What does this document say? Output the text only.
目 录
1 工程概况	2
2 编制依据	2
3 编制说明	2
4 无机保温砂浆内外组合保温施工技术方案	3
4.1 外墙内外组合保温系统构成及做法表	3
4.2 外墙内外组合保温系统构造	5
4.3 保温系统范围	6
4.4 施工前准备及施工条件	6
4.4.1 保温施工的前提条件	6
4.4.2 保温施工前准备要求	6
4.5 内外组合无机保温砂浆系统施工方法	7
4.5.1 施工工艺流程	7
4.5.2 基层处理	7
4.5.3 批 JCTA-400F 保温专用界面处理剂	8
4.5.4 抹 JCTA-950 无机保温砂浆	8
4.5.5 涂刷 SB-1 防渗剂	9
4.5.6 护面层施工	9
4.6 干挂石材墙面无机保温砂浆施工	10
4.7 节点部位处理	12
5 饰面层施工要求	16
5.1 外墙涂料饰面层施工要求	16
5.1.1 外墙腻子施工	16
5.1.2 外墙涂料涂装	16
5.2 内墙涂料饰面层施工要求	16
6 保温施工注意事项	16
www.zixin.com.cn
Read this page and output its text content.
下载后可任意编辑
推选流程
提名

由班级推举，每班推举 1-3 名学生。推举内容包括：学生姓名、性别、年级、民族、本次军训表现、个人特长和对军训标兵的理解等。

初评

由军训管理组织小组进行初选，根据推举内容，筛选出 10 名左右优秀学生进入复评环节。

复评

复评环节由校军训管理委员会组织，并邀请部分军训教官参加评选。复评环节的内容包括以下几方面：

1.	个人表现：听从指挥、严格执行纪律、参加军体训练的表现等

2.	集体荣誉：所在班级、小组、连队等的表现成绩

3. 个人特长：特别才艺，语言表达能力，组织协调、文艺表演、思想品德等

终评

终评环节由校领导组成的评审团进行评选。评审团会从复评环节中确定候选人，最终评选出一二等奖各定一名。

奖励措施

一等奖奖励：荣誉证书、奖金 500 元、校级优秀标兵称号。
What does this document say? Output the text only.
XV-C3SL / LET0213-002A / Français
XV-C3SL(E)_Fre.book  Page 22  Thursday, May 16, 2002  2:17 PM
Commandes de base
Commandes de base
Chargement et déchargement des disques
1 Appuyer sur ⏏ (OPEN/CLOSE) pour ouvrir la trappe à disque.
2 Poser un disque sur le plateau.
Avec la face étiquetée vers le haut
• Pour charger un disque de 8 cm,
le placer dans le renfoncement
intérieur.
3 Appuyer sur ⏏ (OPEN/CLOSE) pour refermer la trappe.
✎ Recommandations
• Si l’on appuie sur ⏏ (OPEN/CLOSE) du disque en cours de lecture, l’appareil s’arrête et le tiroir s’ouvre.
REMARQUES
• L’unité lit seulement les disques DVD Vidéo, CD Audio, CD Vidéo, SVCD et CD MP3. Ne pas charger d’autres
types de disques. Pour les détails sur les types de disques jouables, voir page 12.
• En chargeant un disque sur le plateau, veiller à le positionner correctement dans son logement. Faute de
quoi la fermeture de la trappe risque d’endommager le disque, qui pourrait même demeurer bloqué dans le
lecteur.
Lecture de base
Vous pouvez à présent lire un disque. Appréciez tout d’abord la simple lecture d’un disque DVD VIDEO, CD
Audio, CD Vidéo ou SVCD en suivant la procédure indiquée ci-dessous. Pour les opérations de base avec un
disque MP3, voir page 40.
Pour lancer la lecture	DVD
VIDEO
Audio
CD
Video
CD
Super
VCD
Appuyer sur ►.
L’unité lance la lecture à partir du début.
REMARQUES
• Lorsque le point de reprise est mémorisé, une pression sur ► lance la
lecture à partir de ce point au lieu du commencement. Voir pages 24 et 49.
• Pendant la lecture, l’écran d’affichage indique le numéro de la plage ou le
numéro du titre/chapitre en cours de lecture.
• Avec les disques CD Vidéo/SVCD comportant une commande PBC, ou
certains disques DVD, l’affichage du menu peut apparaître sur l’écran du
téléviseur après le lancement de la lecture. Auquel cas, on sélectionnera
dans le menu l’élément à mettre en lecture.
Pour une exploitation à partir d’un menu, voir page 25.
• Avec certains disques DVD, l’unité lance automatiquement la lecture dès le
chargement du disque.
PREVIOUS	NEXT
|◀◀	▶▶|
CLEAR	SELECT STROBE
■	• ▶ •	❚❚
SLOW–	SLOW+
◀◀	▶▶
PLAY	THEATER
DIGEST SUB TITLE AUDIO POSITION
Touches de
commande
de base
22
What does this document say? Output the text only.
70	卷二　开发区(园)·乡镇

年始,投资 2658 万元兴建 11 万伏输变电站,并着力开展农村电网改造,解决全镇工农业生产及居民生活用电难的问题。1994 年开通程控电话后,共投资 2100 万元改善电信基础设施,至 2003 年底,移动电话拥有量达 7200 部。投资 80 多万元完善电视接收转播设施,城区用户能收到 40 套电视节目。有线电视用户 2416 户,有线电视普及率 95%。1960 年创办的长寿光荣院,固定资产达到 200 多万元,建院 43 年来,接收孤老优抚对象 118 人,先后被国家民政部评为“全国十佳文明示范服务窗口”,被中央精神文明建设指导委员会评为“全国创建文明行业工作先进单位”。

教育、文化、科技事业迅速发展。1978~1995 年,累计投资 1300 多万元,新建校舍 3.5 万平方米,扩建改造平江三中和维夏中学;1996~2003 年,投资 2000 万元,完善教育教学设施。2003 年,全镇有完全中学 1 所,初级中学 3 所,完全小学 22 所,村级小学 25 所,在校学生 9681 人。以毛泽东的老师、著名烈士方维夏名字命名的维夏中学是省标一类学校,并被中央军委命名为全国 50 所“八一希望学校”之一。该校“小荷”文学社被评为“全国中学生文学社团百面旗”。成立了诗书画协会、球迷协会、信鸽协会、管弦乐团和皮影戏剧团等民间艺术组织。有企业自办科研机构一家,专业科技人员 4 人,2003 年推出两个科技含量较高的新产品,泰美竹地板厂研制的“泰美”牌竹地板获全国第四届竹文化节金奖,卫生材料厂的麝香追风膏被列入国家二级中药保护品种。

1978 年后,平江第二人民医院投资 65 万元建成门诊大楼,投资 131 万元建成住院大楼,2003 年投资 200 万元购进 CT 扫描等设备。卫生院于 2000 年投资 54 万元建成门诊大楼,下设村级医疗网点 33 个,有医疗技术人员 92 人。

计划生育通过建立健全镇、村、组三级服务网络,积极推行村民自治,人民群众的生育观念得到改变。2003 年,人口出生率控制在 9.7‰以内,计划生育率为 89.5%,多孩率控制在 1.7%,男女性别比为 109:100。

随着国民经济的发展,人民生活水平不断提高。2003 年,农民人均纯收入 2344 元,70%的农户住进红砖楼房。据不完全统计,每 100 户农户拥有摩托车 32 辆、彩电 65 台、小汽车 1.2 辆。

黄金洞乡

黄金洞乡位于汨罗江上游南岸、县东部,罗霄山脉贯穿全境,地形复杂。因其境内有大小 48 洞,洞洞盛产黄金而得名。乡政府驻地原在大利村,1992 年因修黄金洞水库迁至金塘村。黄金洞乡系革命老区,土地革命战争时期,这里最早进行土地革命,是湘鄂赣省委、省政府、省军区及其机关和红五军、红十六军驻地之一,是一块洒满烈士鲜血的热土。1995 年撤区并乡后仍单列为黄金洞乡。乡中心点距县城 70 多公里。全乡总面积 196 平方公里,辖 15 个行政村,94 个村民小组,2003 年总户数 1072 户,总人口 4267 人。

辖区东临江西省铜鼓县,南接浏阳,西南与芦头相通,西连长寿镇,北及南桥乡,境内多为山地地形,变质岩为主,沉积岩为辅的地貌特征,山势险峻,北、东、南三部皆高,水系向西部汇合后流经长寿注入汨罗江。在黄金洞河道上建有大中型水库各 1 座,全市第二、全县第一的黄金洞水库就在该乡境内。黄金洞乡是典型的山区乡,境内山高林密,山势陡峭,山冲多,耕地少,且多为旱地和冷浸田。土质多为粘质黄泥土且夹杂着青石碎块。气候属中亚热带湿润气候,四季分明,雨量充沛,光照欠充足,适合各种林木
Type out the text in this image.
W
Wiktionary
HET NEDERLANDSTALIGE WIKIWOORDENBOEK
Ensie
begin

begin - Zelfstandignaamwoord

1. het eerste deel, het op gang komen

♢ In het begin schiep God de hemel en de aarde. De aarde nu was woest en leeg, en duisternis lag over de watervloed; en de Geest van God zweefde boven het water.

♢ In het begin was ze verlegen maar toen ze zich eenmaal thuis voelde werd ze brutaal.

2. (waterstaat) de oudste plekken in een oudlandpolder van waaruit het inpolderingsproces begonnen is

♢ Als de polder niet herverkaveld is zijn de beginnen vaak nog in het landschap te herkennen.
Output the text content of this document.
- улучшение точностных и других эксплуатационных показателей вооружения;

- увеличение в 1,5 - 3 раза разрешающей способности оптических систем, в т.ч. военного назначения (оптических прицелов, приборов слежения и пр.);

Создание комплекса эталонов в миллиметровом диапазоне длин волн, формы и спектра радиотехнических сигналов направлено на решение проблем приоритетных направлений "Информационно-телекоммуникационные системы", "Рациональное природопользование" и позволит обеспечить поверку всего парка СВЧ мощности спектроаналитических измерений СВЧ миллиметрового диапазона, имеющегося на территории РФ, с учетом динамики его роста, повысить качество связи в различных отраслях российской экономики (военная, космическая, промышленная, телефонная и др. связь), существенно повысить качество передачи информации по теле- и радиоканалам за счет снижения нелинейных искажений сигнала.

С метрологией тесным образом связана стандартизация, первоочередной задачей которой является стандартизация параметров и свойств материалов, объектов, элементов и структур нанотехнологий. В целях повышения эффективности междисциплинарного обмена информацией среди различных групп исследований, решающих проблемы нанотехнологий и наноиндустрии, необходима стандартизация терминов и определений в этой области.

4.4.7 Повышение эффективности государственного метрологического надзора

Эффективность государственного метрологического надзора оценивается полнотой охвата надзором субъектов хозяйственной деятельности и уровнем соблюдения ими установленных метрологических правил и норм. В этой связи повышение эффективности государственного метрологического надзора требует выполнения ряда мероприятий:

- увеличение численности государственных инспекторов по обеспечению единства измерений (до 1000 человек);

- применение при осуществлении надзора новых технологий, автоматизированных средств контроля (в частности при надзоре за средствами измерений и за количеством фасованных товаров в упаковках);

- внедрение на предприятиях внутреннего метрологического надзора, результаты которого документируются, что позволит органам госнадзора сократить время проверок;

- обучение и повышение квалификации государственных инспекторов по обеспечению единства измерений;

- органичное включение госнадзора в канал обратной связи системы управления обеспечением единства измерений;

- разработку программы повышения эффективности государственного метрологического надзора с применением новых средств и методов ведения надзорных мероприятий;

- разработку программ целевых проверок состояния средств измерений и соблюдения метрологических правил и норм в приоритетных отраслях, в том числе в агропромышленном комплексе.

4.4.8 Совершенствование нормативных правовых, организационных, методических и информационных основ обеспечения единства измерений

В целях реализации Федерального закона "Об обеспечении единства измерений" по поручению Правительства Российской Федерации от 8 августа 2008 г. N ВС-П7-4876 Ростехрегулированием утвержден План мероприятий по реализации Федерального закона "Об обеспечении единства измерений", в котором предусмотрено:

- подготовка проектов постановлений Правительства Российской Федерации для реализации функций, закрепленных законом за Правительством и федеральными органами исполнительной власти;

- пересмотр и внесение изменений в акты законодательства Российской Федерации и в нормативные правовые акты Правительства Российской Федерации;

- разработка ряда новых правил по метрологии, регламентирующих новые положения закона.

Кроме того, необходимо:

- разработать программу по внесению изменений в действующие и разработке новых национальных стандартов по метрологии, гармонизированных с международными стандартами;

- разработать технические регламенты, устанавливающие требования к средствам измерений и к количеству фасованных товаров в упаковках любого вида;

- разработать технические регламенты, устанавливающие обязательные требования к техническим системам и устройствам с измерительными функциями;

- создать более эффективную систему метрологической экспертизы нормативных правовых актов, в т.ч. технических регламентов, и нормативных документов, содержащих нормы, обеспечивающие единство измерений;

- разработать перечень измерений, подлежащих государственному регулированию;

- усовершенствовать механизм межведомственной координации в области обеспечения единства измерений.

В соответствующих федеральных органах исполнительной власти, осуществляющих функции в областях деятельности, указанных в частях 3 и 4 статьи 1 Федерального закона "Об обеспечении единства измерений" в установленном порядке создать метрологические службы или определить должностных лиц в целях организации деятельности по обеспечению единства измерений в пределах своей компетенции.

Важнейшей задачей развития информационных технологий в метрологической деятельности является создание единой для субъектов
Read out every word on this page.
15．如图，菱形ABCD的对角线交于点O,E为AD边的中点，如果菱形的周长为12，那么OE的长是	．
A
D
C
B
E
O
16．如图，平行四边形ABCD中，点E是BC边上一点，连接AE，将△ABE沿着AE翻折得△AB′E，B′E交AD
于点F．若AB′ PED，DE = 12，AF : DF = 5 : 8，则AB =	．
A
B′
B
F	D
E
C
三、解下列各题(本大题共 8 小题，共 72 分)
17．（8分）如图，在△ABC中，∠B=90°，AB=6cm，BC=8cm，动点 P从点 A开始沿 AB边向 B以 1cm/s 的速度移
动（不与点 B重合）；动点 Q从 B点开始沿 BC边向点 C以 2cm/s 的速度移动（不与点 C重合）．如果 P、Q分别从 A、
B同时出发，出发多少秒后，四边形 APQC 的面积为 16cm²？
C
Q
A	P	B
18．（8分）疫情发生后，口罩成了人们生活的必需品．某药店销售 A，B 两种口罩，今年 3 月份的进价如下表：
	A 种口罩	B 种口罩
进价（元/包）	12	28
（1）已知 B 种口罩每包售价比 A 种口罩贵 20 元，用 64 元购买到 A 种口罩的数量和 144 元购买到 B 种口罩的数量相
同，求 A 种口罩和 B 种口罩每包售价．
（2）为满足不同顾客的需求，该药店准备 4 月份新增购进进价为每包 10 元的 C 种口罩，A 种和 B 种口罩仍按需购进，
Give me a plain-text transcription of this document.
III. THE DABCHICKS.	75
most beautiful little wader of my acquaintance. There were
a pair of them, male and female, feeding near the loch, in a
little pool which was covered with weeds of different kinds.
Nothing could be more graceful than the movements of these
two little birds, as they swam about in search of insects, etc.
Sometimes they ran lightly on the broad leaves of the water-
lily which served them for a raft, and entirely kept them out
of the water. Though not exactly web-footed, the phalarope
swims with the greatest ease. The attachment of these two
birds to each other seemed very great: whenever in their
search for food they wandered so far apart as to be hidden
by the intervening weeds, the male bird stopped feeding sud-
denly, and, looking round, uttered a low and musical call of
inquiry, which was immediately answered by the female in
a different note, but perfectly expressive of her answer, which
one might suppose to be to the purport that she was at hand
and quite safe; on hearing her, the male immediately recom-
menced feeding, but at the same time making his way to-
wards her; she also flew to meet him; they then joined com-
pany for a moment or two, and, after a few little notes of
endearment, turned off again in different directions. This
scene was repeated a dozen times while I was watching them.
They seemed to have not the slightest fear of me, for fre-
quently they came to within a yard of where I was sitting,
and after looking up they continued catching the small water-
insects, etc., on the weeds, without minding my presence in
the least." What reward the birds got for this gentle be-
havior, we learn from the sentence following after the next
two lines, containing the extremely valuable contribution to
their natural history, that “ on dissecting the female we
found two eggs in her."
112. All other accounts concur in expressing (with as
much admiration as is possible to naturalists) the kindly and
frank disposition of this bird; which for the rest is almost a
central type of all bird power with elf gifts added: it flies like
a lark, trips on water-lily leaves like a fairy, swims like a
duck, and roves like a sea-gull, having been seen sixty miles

→ To do
Copy all lines of the listing above that contain the string "деятельности".

→ Written answer
Эффективность государственного метрологического надзора оценивается полнотой охвата надзором субъектов хозяйственной деятельности и уровнем соблюдения ими установленных метрологических правил и норм. В этой связи повышение эффективности государственного метрологического надзора требует выполнения ряда мероприятий:
В соответствующих федеральных органах исполнительной власти, осуществляющих функции в областях деятельности, указанных в частях 3 и 4 статьи 1 Федерального закона "Об обеспечении единства измерений" в установленном порядке создать метрологические службы или определить должностных лиц в целях организации деятельности по обеспечению единства измерений в пределах своей компетенции.
Важнейшей задачей развития информационных технологий в метрологической деятельности является создание единой для субъектов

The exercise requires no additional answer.